"""

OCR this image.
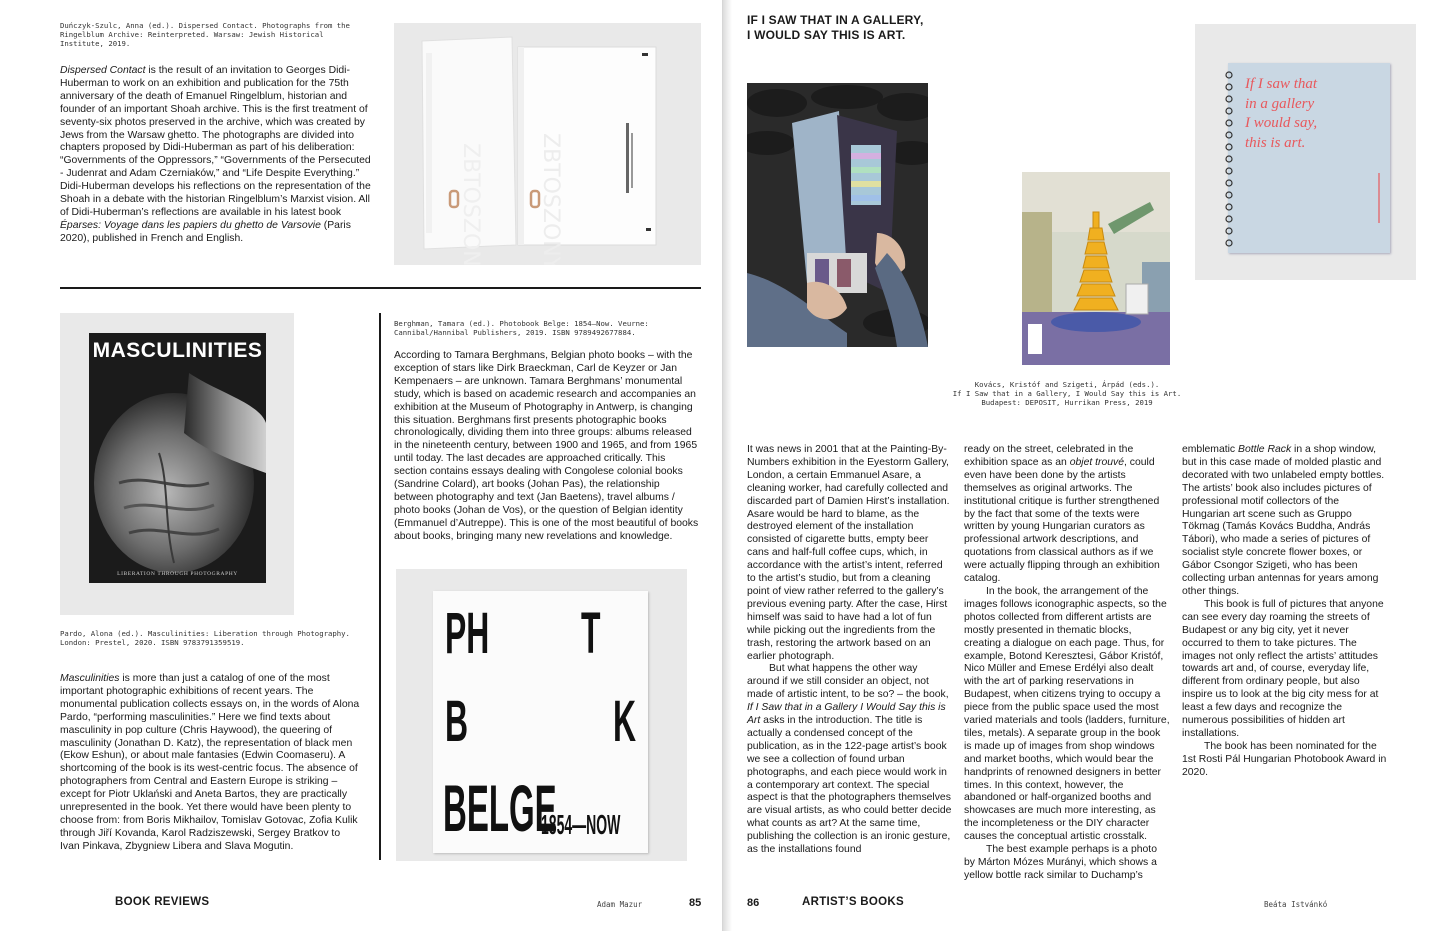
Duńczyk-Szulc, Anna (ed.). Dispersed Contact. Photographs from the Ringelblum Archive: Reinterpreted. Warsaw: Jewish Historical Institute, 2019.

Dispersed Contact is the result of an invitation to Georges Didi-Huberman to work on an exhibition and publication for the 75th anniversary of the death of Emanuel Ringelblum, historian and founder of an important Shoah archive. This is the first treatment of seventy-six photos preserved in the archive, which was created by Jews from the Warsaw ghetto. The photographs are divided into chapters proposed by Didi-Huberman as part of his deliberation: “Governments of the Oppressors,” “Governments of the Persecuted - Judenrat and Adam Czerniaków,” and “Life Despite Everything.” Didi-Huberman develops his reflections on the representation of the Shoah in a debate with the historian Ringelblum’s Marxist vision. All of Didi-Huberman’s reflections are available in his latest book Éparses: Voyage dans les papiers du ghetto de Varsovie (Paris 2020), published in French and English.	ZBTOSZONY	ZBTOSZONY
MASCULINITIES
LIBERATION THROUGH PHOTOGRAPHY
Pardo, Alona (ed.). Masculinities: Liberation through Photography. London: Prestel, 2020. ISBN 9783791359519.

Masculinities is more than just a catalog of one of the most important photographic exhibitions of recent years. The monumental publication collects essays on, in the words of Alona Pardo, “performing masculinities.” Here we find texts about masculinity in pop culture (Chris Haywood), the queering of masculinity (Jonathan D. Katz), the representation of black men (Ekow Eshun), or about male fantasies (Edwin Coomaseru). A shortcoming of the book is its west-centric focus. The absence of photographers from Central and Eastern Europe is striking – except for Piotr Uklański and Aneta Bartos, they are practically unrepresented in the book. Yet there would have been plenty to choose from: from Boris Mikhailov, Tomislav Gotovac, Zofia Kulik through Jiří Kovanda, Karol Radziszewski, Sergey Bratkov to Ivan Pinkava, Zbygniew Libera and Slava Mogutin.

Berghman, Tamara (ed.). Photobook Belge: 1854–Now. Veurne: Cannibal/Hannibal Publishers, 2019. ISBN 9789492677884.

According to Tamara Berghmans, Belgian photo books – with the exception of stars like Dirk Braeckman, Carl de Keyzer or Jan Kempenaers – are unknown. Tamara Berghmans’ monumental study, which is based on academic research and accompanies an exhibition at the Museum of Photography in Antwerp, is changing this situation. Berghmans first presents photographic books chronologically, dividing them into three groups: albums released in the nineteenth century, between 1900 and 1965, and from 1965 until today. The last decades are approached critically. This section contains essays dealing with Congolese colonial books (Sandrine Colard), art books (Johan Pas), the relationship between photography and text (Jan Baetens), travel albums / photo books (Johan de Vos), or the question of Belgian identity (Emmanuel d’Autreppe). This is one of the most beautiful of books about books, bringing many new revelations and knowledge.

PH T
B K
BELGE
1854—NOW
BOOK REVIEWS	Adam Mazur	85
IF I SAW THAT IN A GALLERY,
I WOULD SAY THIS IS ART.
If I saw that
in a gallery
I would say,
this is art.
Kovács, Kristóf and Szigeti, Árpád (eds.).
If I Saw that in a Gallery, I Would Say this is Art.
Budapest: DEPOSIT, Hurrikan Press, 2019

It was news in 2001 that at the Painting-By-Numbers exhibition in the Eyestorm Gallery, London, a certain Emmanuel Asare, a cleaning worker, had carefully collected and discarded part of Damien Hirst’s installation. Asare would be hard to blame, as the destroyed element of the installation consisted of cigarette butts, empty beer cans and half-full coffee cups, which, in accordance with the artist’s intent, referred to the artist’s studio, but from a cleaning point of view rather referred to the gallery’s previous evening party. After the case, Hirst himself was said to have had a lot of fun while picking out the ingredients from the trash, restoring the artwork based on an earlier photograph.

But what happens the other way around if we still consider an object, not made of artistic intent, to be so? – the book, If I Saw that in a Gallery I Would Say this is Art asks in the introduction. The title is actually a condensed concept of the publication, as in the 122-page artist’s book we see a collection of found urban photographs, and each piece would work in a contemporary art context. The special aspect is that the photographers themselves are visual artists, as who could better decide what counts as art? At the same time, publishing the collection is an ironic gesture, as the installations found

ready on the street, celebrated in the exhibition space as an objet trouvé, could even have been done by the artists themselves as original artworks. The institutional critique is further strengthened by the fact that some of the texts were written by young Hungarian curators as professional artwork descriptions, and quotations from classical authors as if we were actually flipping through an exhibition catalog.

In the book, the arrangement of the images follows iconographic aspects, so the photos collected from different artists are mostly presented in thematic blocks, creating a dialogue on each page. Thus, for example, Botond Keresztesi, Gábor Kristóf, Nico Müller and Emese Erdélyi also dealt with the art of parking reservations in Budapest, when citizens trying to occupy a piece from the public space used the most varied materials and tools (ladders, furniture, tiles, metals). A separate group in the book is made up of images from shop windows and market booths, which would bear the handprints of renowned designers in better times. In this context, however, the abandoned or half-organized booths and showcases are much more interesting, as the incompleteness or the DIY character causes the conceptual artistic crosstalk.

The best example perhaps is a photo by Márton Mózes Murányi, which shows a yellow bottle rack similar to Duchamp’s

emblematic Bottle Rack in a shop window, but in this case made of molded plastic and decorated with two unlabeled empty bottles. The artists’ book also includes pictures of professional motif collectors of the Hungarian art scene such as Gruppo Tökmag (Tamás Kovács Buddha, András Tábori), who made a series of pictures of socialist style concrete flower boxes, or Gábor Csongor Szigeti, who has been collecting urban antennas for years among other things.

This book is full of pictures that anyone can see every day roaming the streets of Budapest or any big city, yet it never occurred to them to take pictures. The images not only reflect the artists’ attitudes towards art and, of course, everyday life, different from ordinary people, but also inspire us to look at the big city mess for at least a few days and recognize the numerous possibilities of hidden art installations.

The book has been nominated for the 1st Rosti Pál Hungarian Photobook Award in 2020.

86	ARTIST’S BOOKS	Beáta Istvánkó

"""
"""

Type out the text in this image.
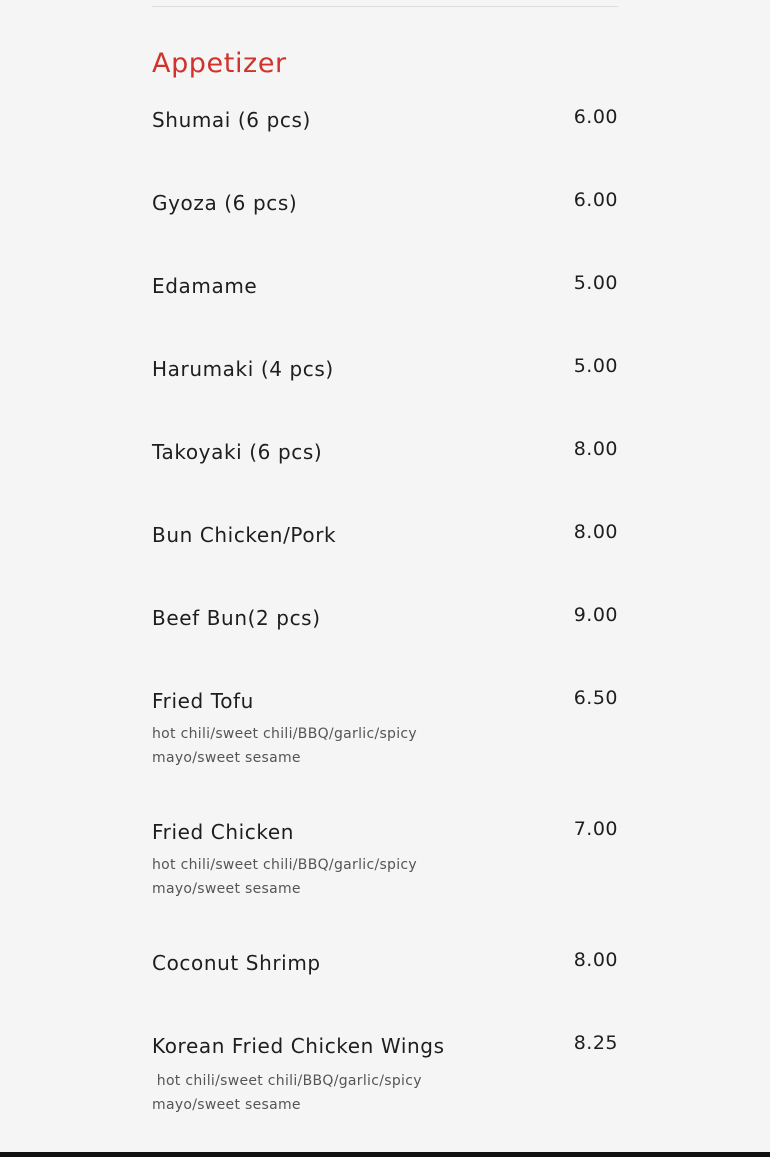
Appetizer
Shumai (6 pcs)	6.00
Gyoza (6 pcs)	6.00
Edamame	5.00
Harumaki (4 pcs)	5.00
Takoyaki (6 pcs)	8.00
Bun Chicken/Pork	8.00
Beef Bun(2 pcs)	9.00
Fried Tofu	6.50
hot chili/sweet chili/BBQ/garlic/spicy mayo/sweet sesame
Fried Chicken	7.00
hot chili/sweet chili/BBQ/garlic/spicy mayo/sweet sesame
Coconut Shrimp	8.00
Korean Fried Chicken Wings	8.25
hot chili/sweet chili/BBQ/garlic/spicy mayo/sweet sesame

"""
"""

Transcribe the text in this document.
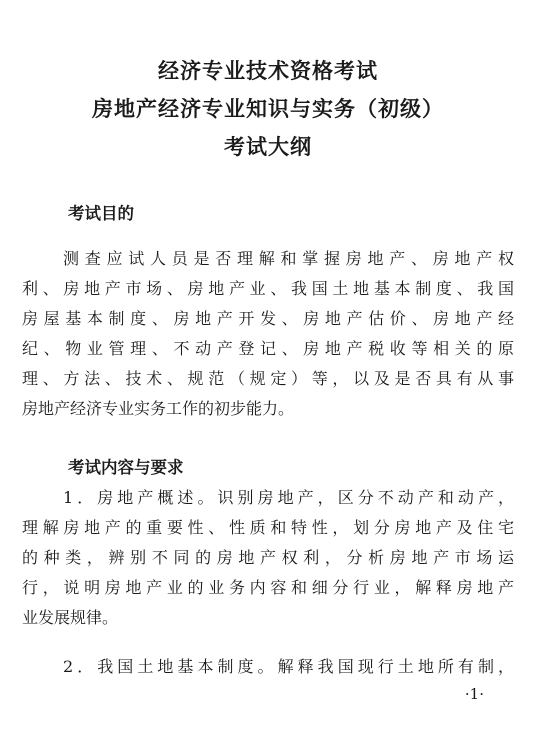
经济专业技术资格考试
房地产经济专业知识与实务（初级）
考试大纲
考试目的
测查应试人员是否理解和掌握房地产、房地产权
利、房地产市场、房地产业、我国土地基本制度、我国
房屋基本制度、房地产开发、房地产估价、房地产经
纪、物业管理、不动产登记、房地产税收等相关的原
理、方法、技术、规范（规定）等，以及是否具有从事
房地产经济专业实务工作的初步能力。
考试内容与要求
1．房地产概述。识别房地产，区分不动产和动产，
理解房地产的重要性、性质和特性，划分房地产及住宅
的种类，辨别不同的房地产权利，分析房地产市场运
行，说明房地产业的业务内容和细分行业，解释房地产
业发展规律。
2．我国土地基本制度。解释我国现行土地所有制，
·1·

"""

## What the task asks
Show, from the material above, each line that includes the string "intent".

## Right answer
It was news in 2001 that at the Painting-By-Numbers exhibition in the Eyestorm Gallery, London, a certain Emmanuel Asare, a cleaning worker, had carefully collected and discarded part of Damien Hirst’s installation. Asare would be hard to blame, as the destroyed element of the installation consisted of cigarette butts, empty beer cans and half-full coffee cups, which, in accordance with the artist’s intent, referred to the artist’s studio, but from a cleaning point of view rather referred to the gallery’s previous evening party. After the case, Hirst himself was said to have had a lot of fun while picking out the ingredients from the trash, restoring the artwork based on an earlier photograph.
But what happens the other way around if we still consider an object, not made of artistic intent, to be so? – the book, If I Saw that in a Gallery I Would Say this is Art asks in the introduction. The title is actually a condensed concept of the publication, as in the 122-page artist’s book we see a collection of found urban photographs, and each piece would work in a contemporary art context. The special aspect is that the photographers themselves are visual artists, as who could better decide what counts as art? At the same time, publishing the collection is an ironic gesture, as the installations found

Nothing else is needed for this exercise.